— start of ENTRIES SHOWN —

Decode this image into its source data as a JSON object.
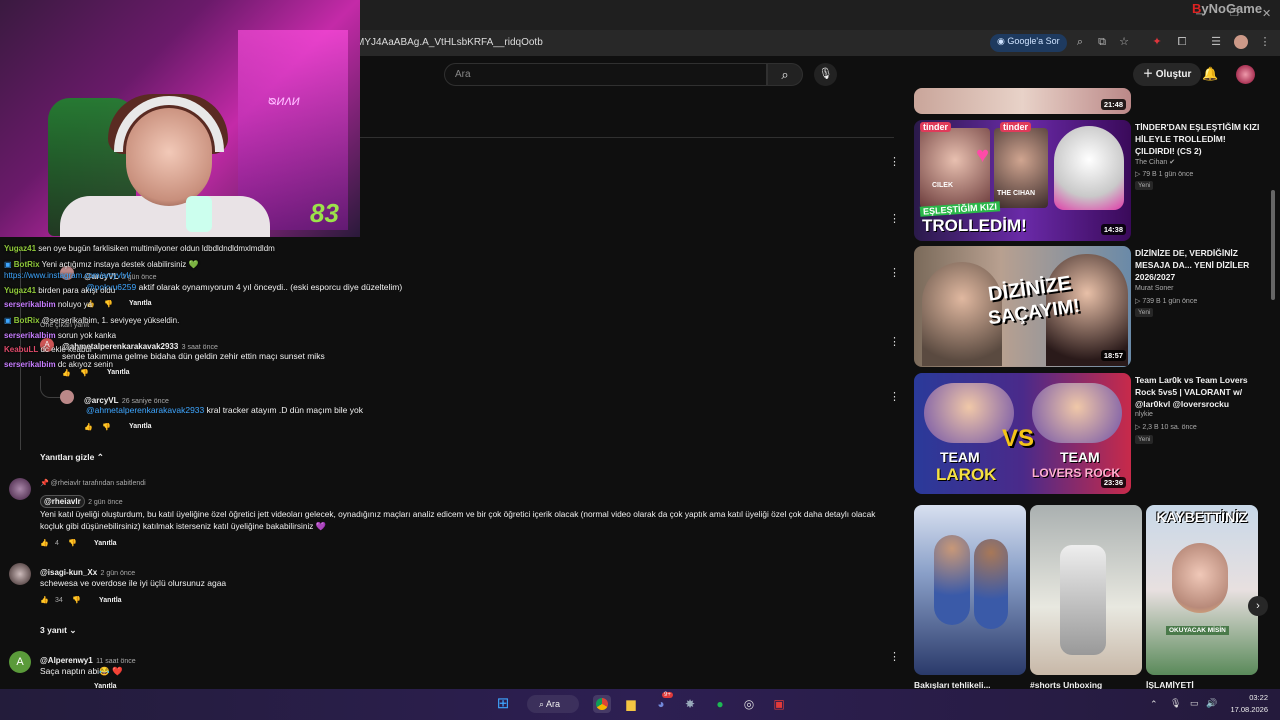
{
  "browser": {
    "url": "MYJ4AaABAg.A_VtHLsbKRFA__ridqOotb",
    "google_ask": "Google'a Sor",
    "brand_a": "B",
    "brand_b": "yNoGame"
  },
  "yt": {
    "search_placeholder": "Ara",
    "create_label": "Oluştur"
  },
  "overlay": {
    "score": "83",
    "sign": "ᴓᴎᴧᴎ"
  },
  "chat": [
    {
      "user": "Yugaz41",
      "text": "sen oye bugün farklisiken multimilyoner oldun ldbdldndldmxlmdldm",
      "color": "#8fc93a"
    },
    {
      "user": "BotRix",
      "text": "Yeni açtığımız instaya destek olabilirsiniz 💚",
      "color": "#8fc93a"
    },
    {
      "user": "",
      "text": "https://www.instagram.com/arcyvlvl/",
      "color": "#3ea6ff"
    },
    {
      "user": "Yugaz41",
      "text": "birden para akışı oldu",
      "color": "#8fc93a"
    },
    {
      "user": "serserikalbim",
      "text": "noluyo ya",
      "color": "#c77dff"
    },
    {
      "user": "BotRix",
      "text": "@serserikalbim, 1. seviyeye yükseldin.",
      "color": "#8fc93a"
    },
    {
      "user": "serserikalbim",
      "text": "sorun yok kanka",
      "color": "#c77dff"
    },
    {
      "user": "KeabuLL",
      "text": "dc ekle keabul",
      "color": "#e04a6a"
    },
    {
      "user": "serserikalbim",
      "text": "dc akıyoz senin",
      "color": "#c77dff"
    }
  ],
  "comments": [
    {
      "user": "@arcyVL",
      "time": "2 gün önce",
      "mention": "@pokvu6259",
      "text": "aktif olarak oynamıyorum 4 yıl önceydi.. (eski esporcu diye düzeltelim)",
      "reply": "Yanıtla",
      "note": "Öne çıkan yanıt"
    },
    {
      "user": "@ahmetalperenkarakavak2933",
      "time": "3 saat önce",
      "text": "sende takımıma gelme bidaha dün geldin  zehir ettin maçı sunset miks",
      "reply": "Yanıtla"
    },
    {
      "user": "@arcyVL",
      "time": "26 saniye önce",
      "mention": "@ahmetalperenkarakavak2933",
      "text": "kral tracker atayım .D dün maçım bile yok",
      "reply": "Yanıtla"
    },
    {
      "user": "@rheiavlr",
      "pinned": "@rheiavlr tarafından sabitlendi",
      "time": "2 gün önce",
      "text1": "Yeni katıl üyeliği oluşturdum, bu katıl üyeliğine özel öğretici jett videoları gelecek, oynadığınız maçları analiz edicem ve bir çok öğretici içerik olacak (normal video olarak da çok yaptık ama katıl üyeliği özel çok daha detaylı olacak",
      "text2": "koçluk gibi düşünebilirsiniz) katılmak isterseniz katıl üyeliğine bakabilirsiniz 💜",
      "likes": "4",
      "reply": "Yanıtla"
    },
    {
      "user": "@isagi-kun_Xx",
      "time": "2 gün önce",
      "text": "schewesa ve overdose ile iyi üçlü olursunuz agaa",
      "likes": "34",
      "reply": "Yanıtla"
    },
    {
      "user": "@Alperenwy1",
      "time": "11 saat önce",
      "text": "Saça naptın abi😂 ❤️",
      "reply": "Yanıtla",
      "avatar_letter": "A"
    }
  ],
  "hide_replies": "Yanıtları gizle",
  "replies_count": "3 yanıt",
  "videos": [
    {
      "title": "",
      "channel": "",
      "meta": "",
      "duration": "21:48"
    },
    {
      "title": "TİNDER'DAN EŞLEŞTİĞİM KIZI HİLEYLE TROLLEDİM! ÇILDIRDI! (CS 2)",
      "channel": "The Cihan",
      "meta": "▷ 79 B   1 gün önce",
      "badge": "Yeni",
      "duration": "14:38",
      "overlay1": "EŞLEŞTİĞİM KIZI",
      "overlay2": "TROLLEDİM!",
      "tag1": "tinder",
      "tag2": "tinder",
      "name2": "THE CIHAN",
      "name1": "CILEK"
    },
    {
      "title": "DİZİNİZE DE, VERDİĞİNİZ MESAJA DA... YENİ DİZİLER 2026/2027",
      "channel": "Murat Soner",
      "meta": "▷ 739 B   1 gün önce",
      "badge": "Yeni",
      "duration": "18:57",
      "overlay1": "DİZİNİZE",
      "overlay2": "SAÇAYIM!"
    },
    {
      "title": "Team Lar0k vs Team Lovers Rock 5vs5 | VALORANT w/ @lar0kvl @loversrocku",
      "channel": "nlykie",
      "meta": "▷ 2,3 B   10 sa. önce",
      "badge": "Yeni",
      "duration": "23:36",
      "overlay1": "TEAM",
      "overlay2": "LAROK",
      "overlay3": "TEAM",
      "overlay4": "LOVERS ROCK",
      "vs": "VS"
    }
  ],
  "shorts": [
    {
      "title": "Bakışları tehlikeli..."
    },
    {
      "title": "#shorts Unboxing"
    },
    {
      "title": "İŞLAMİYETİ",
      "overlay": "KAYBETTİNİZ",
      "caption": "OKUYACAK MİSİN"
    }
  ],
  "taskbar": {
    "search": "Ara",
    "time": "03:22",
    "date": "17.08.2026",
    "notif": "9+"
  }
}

— end of ENTRIES SHOWN —
— start of ENTRIES SHOWN —

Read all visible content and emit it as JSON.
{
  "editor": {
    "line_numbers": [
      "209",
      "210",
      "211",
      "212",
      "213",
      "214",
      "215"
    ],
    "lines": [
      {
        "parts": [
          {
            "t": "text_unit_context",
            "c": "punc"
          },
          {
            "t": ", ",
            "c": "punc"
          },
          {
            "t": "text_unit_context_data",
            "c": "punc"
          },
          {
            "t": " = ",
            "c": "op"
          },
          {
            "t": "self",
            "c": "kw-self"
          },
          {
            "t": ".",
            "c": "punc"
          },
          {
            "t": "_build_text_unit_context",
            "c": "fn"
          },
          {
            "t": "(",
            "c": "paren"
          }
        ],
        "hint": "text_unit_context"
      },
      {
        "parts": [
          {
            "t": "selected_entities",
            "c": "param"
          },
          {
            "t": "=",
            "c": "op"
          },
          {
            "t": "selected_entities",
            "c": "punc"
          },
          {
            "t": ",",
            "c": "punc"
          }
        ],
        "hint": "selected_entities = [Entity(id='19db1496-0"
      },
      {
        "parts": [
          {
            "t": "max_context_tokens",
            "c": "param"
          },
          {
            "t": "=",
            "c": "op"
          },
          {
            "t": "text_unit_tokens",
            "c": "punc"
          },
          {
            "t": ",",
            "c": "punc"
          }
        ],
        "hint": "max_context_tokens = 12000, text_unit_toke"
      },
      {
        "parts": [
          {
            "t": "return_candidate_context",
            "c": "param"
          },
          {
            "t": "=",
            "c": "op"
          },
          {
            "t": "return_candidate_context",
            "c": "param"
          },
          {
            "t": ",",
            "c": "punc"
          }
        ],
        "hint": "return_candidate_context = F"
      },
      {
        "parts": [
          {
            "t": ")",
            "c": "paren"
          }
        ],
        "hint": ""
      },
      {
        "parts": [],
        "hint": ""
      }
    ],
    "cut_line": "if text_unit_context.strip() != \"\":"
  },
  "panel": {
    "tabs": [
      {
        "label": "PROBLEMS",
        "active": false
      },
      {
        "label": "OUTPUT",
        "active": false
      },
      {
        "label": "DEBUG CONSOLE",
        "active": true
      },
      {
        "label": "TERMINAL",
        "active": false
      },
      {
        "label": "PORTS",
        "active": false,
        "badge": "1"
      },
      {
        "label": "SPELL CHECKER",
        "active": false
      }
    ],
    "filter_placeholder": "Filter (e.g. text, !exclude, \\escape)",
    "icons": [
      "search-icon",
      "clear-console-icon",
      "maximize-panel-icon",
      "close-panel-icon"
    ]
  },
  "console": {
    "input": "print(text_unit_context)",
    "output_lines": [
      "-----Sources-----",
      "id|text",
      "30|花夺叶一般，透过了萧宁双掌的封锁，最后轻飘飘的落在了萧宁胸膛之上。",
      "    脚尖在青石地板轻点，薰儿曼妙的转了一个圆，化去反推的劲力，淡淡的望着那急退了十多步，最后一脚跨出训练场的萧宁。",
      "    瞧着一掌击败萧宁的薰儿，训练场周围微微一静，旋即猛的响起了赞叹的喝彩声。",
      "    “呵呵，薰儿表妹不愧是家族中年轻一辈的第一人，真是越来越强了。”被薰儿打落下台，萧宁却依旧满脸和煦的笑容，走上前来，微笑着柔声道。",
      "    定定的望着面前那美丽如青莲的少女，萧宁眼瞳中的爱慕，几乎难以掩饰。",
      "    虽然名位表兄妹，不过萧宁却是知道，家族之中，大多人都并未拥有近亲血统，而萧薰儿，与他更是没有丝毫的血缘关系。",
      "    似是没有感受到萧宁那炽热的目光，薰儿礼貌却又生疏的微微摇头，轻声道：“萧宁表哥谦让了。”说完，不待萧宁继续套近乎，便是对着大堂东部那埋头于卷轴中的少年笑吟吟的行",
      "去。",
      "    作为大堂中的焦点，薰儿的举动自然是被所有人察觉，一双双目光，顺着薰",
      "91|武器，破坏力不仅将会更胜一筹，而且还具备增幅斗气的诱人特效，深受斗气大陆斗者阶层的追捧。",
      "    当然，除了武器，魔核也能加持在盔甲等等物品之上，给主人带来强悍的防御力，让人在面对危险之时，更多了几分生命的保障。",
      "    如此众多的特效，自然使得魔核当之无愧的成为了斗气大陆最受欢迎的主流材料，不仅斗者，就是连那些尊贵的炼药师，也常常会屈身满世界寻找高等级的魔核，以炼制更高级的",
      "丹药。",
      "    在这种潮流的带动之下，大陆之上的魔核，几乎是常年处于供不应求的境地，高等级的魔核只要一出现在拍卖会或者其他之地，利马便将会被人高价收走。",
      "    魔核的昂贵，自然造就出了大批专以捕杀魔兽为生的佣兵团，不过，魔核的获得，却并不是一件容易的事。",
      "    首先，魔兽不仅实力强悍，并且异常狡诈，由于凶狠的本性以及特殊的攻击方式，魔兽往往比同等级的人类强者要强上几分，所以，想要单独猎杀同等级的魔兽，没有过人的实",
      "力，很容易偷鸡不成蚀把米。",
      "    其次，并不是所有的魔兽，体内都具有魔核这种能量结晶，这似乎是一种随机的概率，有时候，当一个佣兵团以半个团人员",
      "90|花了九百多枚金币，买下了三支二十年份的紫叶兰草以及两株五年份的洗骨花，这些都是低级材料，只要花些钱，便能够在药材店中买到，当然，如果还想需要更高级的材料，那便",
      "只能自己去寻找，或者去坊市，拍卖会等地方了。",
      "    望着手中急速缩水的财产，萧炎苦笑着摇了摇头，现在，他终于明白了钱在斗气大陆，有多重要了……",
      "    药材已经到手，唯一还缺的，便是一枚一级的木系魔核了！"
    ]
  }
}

— end of ENTRIES SHOWN —

Gather all lines where the word "katıl" appears.

EXERCISE ANSWER:
      "text1": "Yeni katıl üyeliği oluşturdum, bu katıl üyeliğine özel öğretici jett videoları gelecek, oynadığınız maçları analiz edicem ve bir çok öğretici içerik olacak (normal video olarak da çok yaptık ama katıl üyeliği özel çok daha detaylı olacak",
      "text2": "koçluk gibi düşünebilirsiniz) katılmak isterseniz katıl üyeliğine bakabilirsiniz 💜",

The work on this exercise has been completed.